Job – From the listing below, tally the lines that include "Rate". Return only the total.

-------- Information given --------

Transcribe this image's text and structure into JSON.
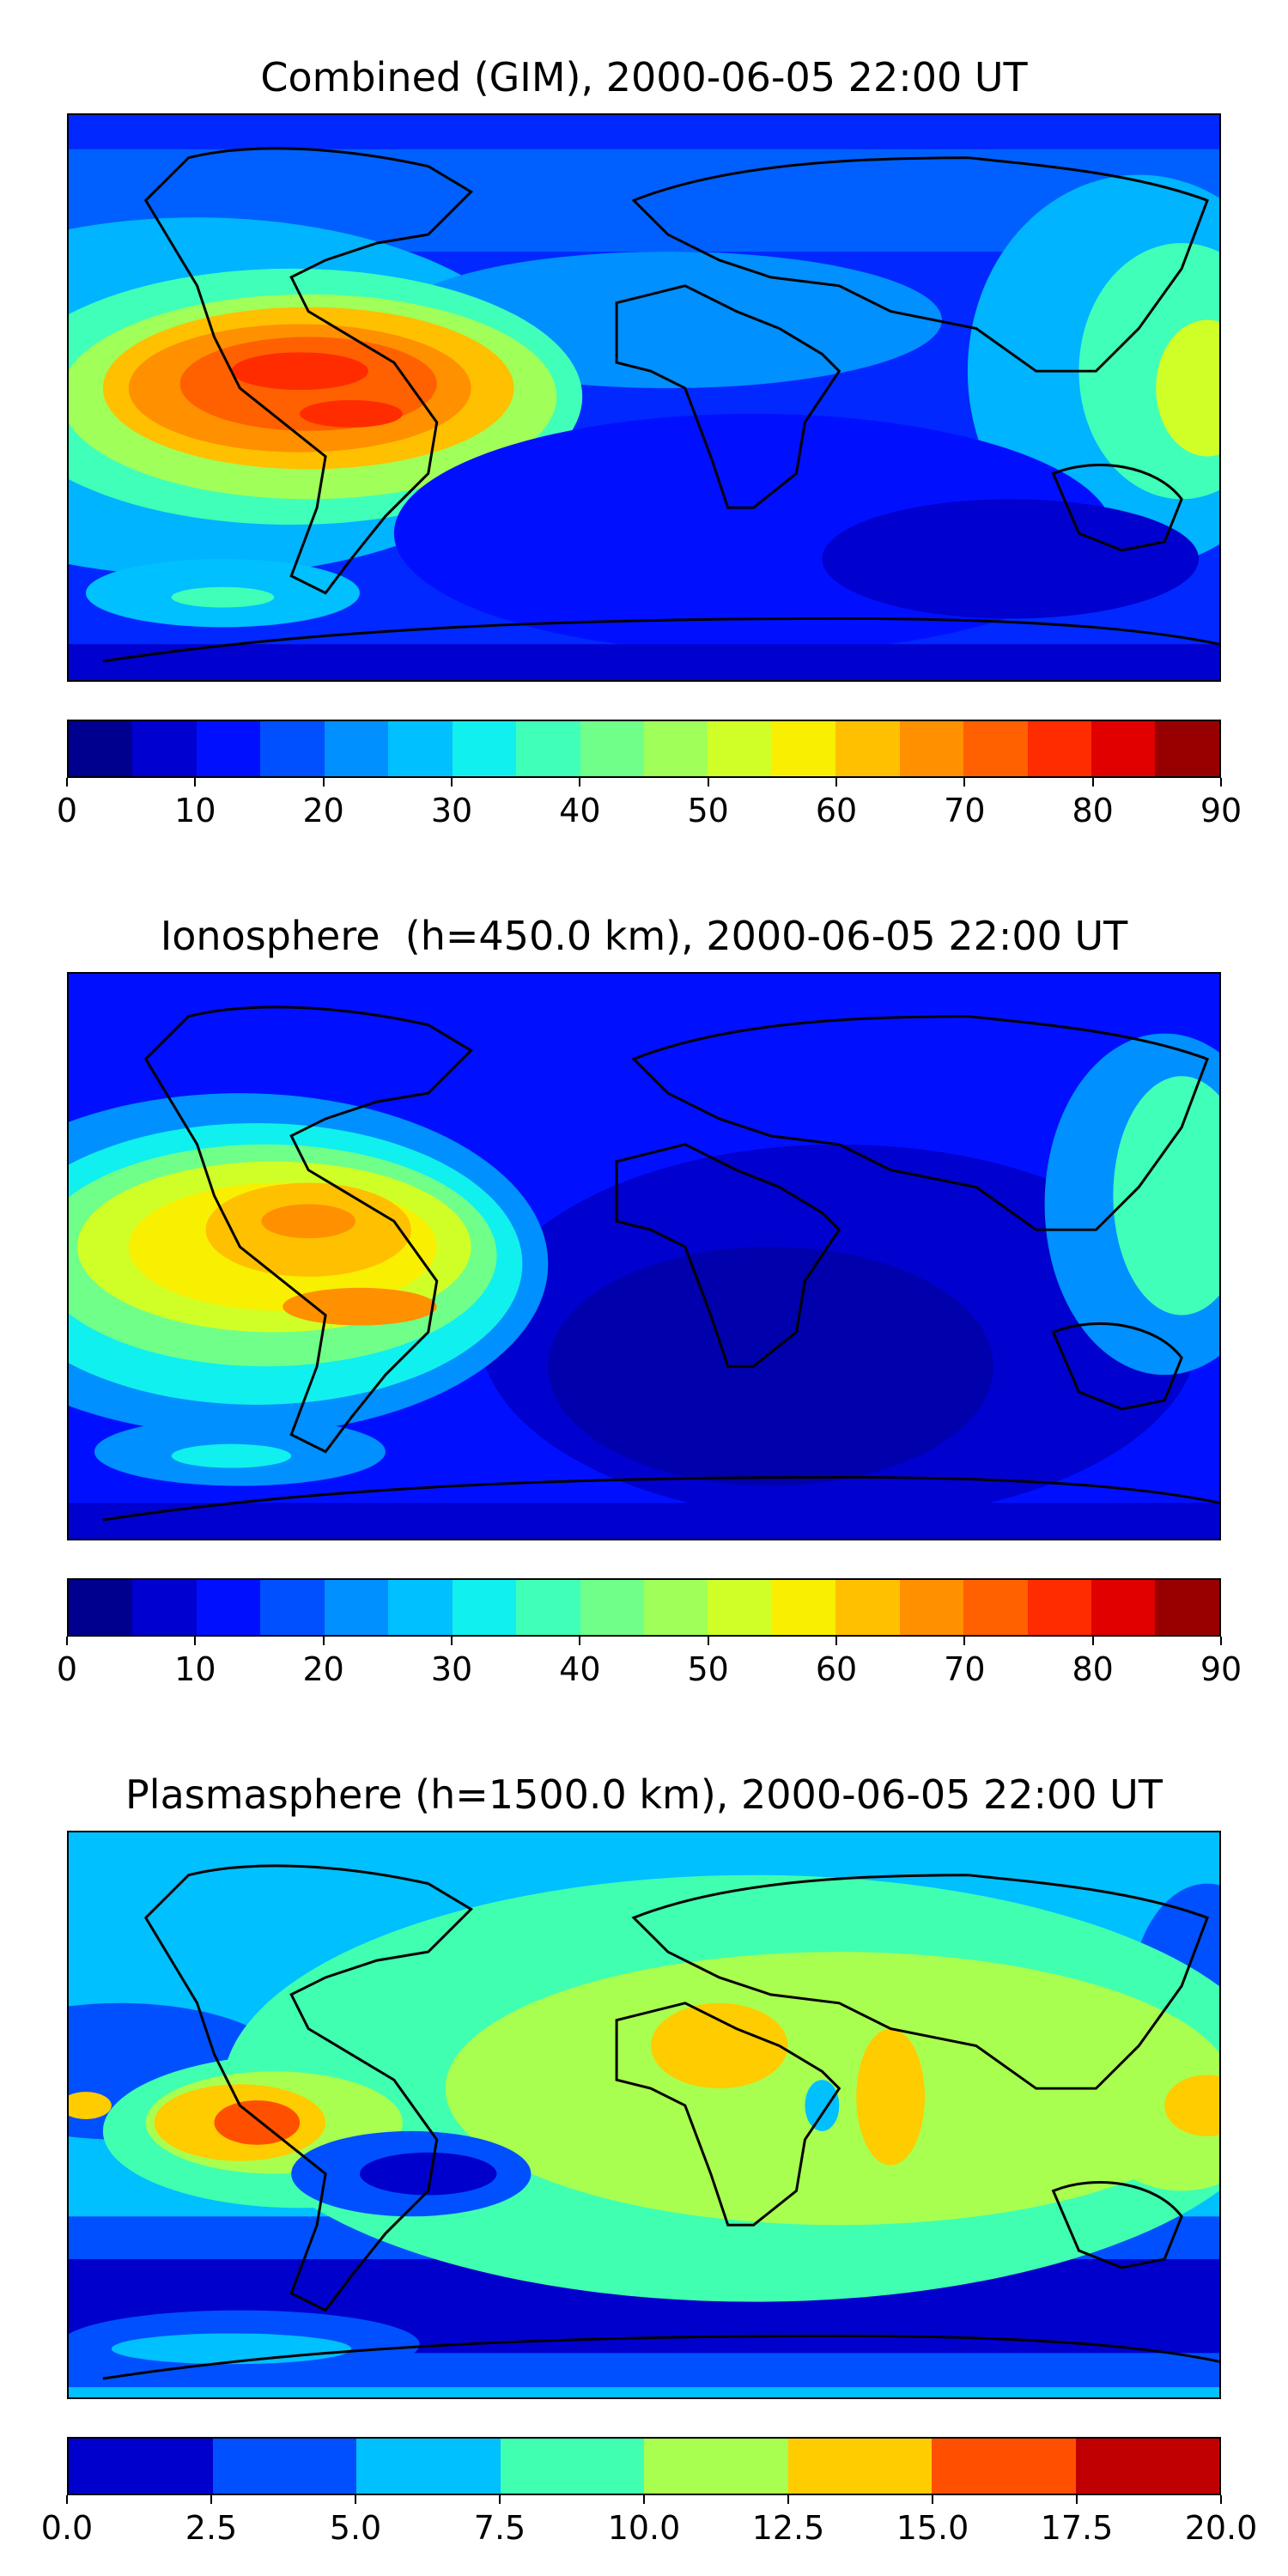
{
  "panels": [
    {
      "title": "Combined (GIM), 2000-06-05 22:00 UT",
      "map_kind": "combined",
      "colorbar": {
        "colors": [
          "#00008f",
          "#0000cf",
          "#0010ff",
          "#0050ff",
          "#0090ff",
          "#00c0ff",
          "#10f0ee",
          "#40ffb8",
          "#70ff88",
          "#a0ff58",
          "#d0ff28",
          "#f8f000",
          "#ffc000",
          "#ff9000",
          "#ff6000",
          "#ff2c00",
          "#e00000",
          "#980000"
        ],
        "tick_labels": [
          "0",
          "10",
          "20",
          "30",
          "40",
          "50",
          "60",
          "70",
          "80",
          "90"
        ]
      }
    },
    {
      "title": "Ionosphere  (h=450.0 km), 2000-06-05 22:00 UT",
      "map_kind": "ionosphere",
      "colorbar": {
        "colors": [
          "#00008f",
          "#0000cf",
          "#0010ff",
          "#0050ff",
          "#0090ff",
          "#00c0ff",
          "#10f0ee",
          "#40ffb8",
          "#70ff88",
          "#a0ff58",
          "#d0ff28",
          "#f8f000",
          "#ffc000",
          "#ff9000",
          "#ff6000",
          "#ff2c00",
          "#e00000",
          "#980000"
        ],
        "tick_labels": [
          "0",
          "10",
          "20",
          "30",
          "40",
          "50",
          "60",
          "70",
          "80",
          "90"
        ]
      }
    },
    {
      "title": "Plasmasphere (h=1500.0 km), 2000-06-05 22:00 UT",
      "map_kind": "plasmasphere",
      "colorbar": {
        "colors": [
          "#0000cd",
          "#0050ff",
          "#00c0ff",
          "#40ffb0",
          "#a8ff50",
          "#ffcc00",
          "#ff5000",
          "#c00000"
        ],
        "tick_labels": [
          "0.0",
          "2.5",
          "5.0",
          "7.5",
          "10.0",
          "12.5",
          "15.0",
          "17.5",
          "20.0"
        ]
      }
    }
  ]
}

--------
-------- Information given --------

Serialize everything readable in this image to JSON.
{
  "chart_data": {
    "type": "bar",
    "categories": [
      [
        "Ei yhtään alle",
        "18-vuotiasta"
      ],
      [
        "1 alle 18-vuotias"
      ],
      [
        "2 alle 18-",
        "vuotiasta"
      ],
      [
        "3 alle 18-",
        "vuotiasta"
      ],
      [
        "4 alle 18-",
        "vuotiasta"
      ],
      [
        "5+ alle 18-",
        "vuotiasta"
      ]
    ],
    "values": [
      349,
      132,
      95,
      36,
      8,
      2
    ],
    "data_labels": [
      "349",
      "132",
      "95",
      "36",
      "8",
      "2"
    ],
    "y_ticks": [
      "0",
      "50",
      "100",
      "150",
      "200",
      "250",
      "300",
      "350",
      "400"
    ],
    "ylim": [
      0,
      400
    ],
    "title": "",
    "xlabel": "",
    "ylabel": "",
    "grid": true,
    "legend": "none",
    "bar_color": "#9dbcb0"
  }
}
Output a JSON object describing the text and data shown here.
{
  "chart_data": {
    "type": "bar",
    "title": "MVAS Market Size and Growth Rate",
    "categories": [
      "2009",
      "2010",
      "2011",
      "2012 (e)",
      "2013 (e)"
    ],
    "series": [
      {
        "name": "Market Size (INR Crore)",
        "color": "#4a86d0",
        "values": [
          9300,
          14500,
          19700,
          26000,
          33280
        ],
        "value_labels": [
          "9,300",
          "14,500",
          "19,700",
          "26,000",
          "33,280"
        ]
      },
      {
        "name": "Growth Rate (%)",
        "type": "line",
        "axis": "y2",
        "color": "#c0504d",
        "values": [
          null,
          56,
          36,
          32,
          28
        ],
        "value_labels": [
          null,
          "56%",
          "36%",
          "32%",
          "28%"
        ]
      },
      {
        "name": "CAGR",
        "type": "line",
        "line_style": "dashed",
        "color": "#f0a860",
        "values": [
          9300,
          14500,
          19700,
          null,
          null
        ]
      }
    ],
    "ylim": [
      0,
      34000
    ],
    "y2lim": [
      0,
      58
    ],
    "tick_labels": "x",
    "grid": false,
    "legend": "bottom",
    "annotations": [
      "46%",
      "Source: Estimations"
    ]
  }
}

--------
-------- Information given --------

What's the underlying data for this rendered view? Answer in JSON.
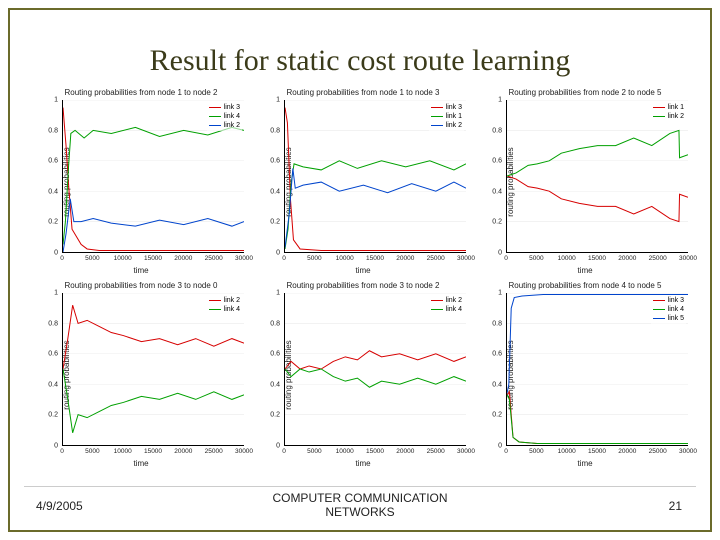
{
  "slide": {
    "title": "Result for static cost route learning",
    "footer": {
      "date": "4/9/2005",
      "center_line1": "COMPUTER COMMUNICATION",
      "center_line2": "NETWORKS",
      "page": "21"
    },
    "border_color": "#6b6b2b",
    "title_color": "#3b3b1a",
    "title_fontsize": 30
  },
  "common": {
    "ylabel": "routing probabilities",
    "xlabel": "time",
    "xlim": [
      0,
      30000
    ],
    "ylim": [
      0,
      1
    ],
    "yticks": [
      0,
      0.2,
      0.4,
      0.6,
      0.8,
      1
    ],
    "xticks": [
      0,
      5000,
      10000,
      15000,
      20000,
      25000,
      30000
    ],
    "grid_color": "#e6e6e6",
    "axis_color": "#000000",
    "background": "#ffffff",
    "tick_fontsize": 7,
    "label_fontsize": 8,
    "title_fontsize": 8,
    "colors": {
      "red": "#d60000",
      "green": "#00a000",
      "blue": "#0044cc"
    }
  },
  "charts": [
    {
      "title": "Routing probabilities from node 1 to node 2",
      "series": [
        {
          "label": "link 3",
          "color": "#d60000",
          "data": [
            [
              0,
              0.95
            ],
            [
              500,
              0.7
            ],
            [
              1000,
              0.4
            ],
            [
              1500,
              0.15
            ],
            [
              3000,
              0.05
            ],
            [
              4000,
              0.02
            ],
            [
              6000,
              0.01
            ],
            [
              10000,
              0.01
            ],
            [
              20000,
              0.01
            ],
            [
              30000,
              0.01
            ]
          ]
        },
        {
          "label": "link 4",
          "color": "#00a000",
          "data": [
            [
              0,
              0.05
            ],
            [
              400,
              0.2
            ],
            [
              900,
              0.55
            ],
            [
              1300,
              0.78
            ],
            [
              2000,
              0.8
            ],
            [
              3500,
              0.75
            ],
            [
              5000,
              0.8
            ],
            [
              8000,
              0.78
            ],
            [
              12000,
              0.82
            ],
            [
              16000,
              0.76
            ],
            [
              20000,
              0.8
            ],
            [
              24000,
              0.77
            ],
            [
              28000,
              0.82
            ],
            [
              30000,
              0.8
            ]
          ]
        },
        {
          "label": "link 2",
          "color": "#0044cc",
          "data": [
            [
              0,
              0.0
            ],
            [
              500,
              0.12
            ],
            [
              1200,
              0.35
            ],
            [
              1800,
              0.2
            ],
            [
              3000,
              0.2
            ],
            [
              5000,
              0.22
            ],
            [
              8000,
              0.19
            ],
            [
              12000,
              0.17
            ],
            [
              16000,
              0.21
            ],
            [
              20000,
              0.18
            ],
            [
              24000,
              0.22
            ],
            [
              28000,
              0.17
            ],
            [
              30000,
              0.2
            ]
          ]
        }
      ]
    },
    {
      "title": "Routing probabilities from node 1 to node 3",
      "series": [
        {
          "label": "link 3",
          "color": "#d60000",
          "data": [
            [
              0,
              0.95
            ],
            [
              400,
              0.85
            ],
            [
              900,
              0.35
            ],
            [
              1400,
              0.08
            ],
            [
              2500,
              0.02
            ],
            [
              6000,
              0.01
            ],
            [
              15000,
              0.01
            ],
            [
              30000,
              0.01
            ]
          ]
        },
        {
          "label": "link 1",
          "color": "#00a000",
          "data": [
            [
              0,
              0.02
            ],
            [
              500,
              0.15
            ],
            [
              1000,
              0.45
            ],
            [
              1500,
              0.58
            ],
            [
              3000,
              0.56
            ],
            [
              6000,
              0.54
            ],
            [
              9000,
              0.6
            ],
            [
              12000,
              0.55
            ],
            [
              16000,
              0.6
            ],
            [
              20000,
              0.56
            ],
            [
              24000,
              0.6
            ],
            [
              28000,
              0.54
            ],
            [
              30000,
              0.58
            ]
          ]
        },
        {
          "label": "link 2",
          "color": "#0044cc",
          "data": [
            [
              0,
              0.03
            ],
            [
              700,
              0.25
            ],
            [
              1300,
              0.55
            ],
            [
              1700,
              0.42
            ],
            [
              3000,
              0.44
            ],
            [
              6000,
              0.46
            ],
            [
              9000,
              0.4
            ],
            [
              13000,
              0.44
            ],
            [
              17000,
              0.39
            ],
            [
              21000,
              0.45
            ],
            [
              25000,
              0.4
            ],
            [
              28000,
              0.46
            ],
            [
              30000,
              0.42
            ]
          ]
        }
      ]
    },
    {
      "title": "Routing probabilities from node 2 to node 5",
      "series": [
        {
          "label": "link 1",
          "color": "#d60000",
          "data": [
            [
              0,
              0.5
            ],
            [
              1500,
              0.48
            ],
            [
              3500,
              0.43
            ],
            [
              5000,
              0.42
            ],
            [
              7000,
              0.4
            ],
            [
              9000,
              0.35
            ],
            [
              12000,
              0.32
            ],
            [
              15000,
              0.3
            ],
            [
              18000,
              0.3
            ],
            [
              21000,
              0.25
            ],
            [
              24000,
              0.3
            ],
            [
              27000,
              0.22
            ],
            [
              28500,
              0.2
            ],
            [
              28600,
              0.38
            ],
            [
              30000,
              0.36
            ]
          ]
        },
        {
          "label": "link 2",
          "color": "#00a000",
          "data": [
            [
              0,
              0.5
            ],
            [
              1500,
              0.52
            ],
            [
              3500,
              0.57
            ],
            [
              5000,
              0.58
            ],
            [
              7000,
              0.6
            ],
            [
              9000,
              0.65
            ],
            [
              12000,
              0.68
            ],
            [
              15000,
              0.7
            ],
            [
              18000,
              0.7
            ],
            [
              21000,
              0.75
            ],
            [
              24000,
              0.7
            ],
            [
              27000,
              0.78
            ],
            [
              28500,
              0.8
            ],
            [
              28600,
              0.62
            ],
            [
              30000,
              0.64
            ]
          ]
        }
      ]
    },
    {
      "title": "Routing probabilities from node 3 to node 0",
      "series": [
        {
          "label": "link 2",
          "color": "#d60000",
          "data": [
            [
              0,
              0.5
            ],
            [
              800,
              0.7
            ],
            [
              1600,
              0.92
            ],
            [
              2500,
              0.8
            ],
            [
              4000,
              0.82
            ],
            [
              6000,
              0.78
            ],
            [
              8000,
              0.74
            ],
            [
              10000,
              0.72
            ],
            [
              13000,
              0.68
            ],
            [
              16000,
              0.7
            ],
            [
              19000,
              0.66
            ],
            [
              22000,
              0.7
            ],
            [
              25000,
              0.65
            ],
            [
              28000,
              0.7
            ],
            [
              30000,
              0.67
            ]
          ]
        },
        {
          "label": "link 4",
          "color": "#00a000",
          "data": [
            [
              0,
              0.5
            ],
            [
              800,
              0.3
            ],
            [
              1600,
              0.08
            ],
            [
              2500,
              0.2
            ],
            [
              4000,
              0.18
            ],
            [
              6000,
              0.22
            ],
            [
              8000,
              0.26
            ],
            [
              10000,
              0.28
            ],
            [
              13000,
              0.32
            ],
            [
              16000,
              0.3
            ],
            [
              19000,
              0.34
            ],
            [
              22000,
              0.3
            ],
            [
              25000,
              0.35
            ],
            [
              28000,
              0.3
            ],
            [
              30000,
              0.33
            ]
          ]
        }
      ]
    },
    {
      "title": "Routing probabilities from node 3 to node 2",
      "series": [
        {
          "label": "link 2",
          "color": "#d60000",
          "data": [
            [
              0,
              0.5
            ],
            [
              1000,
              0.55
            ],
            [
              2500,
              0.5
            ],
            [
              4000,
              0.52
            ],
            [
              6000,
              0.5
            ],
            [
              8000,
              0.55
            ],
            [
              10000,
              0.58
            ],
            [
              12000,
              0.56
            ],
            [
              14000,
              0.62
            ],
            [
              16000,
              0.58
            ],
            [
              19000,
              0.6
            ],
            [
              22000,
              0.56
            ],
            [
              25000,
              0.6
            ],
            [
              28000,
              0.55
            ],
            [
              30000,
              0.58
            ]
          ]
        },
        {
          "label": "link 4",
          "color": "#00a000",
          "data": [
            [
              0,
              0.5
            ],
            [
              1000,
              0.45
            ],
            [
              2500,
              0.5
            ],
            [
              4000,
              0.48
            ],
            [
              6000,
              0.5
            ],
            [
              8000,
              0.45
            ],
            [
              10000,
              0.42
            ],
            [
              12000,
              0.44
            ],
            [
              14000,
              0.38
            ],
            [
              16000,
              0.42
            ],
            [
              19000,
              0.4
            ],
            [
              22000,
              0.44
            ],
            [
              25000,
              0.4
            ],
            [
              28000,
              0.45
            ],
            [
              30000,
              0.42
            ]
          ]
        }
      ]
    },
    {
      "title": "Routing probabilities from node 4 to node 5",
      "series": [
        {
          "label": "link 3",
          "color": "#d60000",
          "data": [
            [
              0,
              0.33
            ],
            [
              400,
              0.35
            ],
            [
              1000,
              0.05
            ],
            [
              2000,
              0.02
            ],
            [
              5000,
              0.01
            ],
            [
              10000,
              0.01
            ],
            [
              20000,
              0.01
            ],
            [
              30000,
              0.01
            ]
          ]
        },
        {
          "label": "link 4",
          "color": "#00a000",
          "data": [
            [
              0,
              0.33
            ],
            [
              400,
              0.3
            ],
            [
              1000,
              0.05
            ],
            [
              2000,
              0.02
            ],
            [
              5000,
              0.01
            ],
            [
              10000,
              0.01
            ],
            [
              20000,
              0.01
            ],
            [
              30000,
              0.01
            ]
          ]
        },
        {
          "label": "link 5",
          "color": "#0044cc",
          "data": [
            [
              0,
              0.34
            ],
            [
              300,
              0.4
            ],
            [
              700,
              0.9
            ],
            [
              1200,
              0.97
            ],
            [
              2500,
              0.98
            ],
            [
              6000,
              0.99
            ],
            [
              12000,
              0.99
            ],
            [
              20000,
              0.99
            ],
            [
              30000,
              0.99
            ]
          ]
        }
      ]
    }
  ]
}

--------

Solution for this task – 2